- PROBLEM STATEMENT
Leaving the pictures aside, transcribe every line below exactly.

* Begin ROWS *

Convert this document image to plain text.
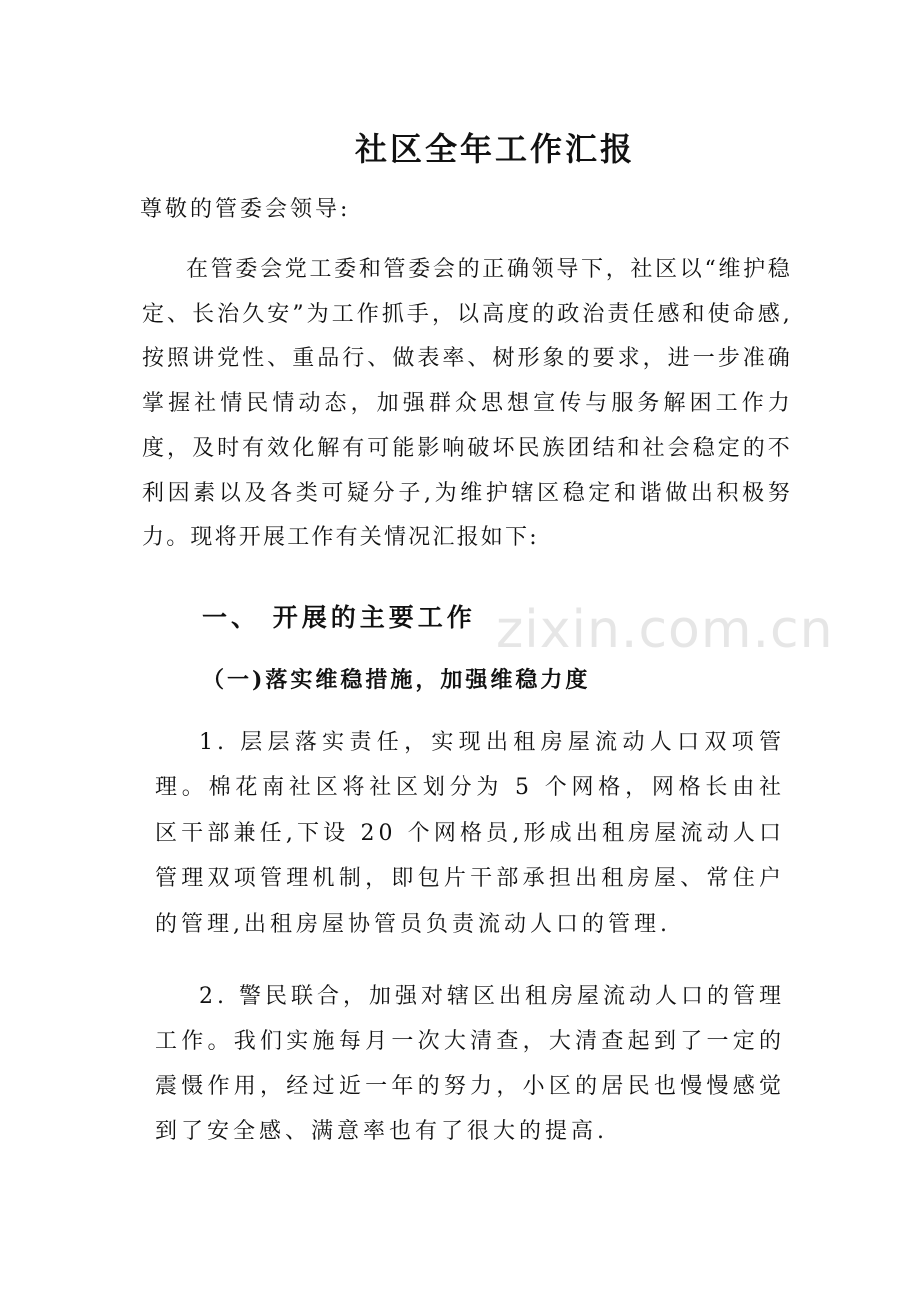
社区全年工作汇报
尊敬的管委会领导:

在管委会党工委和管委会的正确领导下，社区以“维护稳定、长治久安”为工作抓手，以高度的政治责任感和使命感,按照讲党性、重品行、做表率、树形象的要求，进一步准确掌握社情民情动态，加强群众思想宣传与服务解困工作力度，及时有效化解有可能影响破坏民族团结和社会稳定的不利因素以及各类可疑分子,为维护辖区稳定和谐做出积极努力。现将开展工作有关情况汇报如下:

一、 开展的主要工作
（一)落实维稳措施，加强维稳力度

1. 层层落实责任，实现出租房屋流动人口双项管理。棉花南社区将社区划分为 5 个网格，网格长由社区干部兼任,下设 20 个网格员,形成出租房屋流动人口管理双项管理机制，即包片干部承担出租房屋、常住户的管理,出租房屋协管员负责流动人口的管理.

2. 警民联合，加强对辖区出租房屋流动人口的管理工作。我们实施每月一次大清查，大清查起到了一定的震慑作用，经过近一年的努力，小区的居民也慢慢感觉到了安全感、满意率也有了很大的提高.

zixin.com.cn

* End ROWS *

- ANSWER TO THIS EXERCISE
Convert this document image to plain text.
社区全年工作汇报
尊敬的管委会领导:

在管委会党工委和管委会的正确领导下，社区以“维护稳定、长治久安”为工作抓手，以高度的政治责任感和使命感,按照讲党性、重品行、做表率、树形象的要求，进一步准确掌握社情民情动态，加强群众思想宣传与服务解困工作力度，及时有效化解有可能影响破坏民族团结和社会稳定的不利因素以及各类可疑分子,为维护辖区稳定和谐做出积极努力。现将开展工作有关情况汇报如下:

一、 开展的主要工作
（一)落实维稳措施，加强维稳力度

1. 层层落实责任，实现出租房屋流动人口双项管理。棉花南社区将社区划分为 5 个网格，网格长由社区干部兼任,下设 20 个网格员,形成出租房屋流动人口管理双项管理机制，即包片干部承担出租房屋、常住户的管理,出租房屋协管员负责流动人口的管理.

2. 警民联合，加强对辖区出租房屋流动人口的管理工作。我们实施每月一次大清查，大清查起到了一定的震慑作用，经过近一年的努力，小区的居民也慢慢感觉到了安全感、满意率也有了很大的提高.

zixin.com.cn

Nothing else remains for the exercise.